'''
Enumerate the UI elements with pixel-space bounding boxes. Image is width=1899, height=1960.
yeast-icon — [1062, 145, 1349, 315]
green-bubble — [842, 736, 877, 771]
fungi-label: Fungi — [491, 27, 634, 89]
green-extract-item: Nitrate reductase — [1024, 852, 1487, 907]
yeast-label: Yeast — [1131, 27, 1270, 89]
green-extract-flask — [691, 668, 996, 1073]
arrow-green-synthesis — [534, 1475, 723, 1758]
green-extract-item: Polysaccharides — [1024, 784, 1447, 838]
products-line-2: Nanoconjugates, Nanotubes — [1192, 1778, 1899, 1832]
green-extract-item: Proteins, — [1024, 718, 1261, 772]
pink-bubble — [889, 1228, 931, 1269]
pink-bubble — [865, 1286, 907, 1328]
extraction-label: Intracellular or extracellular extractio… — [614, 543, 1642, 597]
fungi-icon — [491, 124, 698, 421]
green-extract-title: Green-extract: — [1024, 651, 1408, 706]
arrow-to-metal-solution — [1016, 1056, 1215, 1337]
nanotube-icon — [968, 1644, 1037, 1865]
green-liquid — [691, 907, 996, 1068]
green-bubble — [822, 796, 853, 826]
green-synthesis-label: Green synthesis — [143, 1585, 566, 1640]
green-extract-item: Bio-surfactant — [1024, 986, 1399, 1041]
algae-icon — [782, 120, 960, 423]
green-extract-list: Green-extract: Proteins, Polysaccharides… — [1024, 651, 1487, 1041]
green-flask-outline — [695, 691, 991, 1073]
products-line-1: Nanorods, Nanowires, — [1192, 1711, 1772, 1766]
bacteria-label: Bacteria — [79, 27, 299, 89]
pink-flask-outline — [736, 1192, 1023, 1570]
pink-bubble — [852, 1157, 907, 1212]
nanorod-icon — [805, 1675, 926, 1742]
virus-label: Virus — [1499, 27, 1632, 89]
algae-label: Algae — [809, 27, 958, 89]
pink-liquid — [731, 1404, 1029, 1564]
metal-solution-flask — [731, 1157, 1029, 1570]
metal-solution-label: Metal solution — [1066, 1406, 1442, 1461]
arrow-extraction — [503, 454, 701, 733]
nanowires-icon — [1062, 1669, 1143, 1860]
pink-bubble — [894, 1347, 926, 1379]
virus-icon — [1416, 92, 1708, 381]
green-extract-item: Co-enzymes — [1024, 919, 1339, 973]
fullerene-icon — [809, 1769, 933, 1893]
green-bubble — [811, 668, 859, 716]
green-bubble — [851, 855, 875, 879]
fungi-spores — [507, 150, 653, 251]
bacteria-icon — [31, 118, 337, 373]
'''
## [ASSIGNMENT]
For this exercise, retype the complete listing exactly.

## [RESULT]
Enumerate the UI elements with pixel-space bounding boxes. Image is width=1899, height=1960.
yeast-icon — [1062, 145, 1349, 315]
green-bubble — [842, 736, 877, 771]
fungi-label: Fungi — [491, 27, 634, 89]
green-extract-item: Nitrate reductase — [1024, 852, 1487, 907]
yeast-label: Yeast — [1131, 27, 1270, 89]
green-extract-flask — [691, 668, 996, 1073]
arrow-green-synthesis — [534, 1475, 723, 1758]
green-extract-item: Polysaccharides — [1024, 784, 1447, 838]
products-line-2: Nanoconjugates, Nanotubes — [1192, 1778, 1899, 1832]
green-extract-item: Proteins, — [1024, 718, 1261, 772]
pink-bubble — [889, 1228, 931, 1269]
pink-bubble — [865, 1286, 907, 1328]
extraction-label: Intracellular or extracellular extractio… — [614, 543, 1642, 597]
fungi-icon — [491, 124, 698, 421]
green-extract-title: Green-extract: — [1024, 651, 1408, 706]
arrow-to-metal-solution — [1016, 1056, 1215, 1337]
nanotube-icon — [968, 1644, 1037, 1865]
green-liquid — [691, 907, 996, 1068]
green-bubble — [822, 796, 853, 826]
green-synthesis-label: Green synthesis — [143, 1585, 566, 1640]
green-extract-item: Bio-surfactant — [1024, 986, 1399, 1041]
algae-icon — [782, 120, 960, 423]
green-extract-list: Green-extract: Proteins, Polysaccharides… — [1024, 651, 1487, 1041]
green-flask-outline — [695, 691, 991, 1073]
products-line-1: Nanorods, Nanowires, — [1192, 1711, 1772, 1766]
bacteria-label: Bacteria — [79, 27, 299, 89]
pink-flask-outline — [736, 1192, 1023, 1570]
pink-bubble — [852, 1157, 907, 1212]
nanorod-icon — [805, 1675, 926, 1742]
virus-label: Virus — [1499, 27, 1632, 89]
algae-label: Algae — [809, 27, 958, 89]
pink-liquid — [731, 1404, 1029, 1564]
metal-solution-flask — [731, 1157, 1029, 1570]
metal-solution-label: Metal solution — [1066, 1406, 1442, 1461]
arrow-extraction — [503, 454, 701, 733]
nanowires-icon — [1062, 1669, 1143, 1860]
pink-bubble — [894, 1347, 926, 1379]
virus-icon — [1416, 92, 1708, 381]
green-extract-item: Co-enzymes — [1024, 919, 1339, 973]
fullerene-icon — [809, 1769, 933, 1893]
green-bubble — [811, 668, 859, 716]
green-bubble — [851, 855, 875, 879]
fungi-spores — [507, 150, 653, 251]
bacteria-icon — [31, 118, 337, 373]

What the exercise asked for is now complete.